Directive.
Reproduce the lines below word for word.

Exercise inputs.
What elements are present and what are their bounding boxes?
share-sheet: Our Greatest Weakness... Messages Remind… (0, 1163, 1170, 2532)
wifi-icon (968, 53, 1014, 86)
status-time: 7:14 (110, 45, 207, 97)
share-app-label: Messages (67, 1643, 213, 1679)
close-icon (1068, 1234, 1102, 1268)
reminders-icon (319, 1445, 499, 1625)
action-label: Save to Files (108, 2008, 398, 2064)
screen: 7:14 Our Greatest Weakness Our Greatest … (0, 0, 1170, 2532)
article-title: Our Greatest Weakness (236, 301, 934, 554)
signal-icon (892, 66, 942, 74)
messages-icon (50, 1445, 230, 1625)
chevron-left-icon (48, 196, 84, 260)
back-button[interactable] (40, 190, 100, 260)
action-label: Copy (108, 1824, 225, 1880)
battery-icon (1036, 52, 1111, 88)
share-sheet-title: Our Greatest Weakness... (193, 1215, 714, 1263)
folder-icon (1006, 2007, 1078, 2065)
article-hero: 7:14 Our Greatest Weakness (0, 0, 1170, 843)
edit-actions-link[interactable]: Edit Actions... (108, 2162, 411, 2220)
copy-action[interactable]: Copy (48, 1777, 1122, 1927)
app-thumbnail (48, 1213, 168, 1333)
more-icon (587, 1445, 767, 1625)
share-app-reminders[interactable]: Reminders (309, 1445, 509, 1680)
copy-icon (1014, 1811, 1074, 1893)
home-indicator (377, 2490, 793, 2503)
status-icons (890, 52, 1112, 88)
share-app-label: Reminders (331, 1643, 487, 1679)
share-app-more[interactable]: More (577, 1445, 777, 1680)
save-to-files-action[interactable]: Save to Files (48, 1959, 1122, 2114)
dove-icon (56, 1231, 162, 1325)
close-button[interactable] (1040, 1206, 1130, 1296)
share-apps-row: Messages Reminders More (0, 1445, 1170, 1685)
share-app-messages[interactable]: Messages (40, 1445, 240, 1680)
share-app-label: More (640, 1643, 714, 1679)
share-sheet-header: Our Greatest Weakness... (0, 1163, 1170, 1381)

Written response.
What elements are present and what are their bounding boxes?
share-sheet: Our Greatest Weakness... Messages Remind… (0, 1163, 1170, 2532)
wifi-icon (968, 53, 1014, 86)
status-time: 7:14 (110, 45, 207, 97)
share-app-label: Messages (67, 1643, 213, 1679)
close-icon (1068, 1234, 1102, 1268)
reminders-icon (319, 1445, 499, 1625)
action-label: Save to Files (108, 2008, 398, 2064)
screen: 7:14 Our Greatest Weakness Our Greatest … (0, 0, 1170, 2532)
article-title: Our Greatest Weakness (236, 301, 934, 554)
signal-icon (892, 66, 942, 74)
messages-icon (50, 1445, 230, 1625)
chevron-left-icon (48, 196, 84, 260)
back-button[interactable] (40, 190, 100, 260)
action-label: Copy (108, 1824, 225, 1880)
battery-icon (1036, 52, 1111, 88)
share-sheet-title: Our Greatest Weakness... (193, 1215, 714, 1263)
folder-icon (1006, 2007, 1078, 2065)
article-hero: 7:14 Our Greatest Weakness (0, 0, 1170, 843)
edit-actions-link[interactable]: Edit Actions... (108, 2162, 411, 2220)
copy-action[interactable]: Copy (48, 1777, 1122, 1927)
app-thumbnail (48, 1213, 168, 1333)
more-icon (587, 1445, 767, 1625)
share-app-reminders[interactable]: Reminders (309, 1445, 509, 1680)
copy-icon (1014, 1811, 1074, 1893)
home-indicator (377, 2490, 793, 2503)
status-icons (890, 52, 1112, 88)
share-app-label: Reminders (331, 1643, 487, 1679)
share-app-more[interactable]: More (577, 1445, 777, 1680)
save-to-files-action[interactable]: Save to Files (48, 1959, 1122, 2114)
dove-icon (56, 1231, 162, 1325)
close-button[interactable] (1040, 1206, 1130, 1296)
share-apps-row: Messages Reminders More (0, 1445, 1170, 1685)
share-app-messages[interactable]: Messages (40, 1445, 240, 1680)
share-app-label: More (640, 1643, 714, 1679)
share-sheet-header: Our Greatest Weakness... (0, 1163, 1170, 1381)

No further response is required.